__Instructions for the task__:
Extract, exactly as written, all lines of the material below from the line that includes "Extract all readable text from this page." through its last line.
────
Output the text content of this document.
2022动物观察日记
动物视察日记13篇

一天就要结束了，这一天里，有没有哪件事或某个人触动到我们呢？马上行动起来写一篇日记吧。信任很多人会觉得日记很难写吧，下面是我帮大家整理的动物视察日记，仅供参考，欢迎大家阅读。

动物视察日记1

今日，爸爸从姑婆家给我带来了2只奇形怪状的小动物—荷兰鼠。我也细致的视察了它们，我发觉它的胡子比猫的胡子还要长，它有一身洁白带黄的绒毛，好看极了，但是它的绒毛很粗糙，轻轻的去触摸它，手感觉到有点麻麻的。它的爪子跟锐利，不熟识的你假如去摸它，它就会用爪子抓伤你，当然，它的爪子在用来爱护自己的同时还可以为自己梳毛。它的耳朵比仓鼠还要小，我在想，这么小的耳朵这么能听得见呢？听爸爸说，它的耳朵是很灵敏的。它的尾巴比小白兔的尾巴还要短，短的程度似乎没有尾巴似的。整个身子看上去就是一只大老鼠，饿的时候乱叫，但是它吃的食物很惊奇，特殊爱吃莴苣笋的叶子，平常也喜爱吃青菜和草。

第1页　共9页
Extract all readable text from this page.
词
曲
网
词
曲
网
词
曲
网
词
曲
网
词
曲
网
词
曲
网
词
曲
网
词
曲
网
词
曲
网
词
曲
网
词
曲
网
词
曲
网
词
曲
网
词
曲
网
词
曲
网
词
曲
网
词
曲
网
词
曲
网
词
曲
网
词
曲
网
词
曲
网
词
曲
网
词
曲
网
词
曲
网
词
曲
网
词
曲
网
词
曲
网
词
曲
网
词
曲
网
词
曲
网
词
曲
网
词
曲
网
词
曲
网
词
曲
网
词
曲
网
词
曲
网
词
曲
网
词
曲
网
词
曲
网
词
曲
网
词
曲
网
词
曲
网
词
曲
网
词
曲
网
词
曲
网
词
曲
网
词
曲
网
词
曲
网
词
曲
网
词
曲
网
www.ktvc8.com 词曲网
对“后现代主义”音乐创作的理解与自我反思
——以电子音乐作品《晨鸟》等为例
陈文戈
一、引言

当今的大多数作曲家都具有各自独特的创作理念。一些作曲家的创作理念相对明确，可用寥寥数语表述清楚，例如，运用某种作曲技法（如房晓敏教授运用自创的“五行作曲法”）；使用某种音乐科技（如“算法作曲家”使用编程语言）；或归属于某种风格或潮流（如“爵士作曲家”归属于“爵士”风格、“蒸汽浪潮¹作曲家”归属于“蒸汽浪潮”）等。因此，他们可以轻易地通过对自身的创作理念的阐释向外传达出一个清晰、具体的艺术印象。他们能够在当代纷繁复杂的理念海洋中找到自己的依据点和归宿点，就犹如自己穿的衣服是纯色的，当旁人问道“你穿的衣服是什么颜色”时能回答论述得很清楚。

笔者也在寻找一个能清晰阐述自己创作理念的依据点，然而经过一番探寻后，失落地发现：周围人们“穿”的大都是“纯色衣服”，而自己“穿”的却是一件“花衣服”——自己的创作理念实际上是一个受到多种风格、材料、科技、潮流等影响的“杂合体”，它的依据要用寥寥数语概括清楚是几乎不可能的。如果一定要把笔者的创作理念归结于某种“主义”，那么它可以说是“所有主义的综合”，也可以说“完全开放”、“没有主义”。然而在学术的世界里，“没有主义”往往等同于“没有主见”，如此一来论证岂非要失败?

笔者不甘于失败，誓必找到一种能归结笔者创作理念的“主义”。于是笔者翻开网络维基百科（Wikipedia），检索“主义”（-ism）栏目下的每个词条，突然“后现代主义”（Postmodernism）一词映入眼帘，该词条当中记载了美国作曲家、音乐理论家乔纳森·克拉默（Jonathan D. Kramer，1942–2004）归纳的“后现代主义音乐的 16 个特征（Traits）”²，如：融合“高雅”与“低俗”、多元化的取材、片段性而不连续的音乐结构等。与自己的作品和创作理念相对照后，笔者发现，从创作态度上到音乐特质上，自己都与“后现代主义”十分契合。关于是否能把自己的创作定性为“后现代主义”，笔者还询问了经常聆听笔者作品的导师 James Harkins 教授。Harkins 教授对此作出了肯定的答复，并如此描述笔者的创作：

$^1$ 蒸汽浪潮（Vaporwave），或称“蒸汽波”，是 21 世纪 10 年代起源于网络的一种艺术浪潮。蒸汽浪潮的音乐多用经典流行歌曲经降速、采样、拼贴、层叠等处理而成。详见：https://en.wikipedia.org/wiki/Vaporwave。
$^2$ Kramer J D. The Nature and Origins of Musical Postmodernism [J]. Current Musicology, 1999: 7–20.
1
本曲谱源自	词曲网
────
__Solution to the exercise__:
Extract all readable text from this page.
词
曲
网
词
曲
网
词
曲
网
词
曲
网
词
曲
网
词
曲
网
词
曲
网
词
曲
网
词
曲
网
词
曲
网
词
曲
网
词
曲
网
词
曲
网
词
曲
网
词
曲
网
词
曲
网
词
曲
网
词
曲
网
词
曲
网
词
曲
网
词
曲
网
词
曲
网
词
曲
网
词
曲
网
词
曲
网
词
曲
网
词
曲
网
词
曲
网
词
曲
网
词
曲
网
词
曲
网
词
曲
网
词
曲
网
词
曲
网
词
曲
网
词
曲
网
词
曲
网
词
曲
网
词
曲
网
词
曲
网
词
曲
网
词
曲
网
词
曲
网
词
曲
网
词
曲
网
词
曲
网
词
曲
网
词
曲
网
词
曲
网
词
曲
网
www.ktvc8.com 词曲网
对“后现代主义”音乐创作的理解与自我反思
——以电子音乐作品《晨鸟》等为例
陈文戈
一、引言

当今的大多数作曲家都具有各自独特的创作理念。一些作曲家的创作理念相对明确，可用寥寥数语表述清楚，例如，运用某种作曲技法（如房晓敏教授运用自创的“五行作曲法”）；使用某种音乐科技（如“算法作曲家”使用编程语言）；或归属于某种风格或潮流（如“爵士作曲家”归属于“爵士”风格、“蒸汽浪潮¹作曲家”归属于“蒸汽浪潮”）等。因此，他们可以轻易地通过对自身的创作理念的阐释向外传达出一个清晰、具体的艺术印象。他们能够在当代纷繁复杂的理念海洋中找到自己的依据点和归宿点，就犹如自己穿的衣服是纯色的，当旁人问道“你穿的衣服是什么颜色”时能回答论述得很清楚。

笔者也在寻找一个能清晰阐述自己创作理念的依据点，然而经过一番探寻后，失落地发现：周围人们“穿”的大都是“纯色衣服”，而自己“穿”的却是一件“花衣服”——自己的创作理念实际上是一个受到多种风格、材料、科技、潮流等影响的“杂合体”，它的依据要用寥寥数语概括清楚是几乎不可能的。如果一定要把笔者的创作理念归结于某种“主义”，那么它可以说是“所有主义的综合”，也可以说“完全开放”、“没有主义”。然而在学术的世界里，“没有主义”往往等同于“没有主见”，如此一来论证岂非要失败?

笔者不甘于失败，誓必找到一种能归结笔者创作理念的“主义”。于是笔者翻开网络维基百科（Wikipedia），检索“主义”（-ism）栏目下的每个词条，突然“后现代主义”（Postmodernism）一词映入眼帘，该词条当中记载了美国作曲家、音乐理论家乔纳森·克拉默（Jonathan D. Kramer，1942–2004）归纳的“后现代主义音乐的 16 个特征（Traits）”²，如：融合“高雅”与“低俗”、多元化的取材、片段性而不连续的音乐结构等。与自己的作品和创作理念相对照后，笔者发现，从创作态度上到音乐特质上，自己都与“后现代主义”十分契合。关于是否能把自己的创作定性为“后现代主义”，笔者还询问了经常聆听笔者作品的导师 James Harkins 教授。Harkins 教授对此作出了肯定的答复，并如此描述笔者的创作：

$^1$ 蒸汽浪潮（Vaporwave），或称“蒸汽波”，是 21 世纪 10 年代起源于网络的一种艺术浪潮。蒸汽浪潮的音乐多用经典流行歌曲经降速、采样、拼贴、层叠等处理而成。详见：https://en.wikipedia.org/wiki/Vaporwave。
$^2$ Kramer J D. The Nature and Origins of Musical Postmodernism [J]. Current Musicology, 1999: 7–20.
1
本曲谱源自	词曲网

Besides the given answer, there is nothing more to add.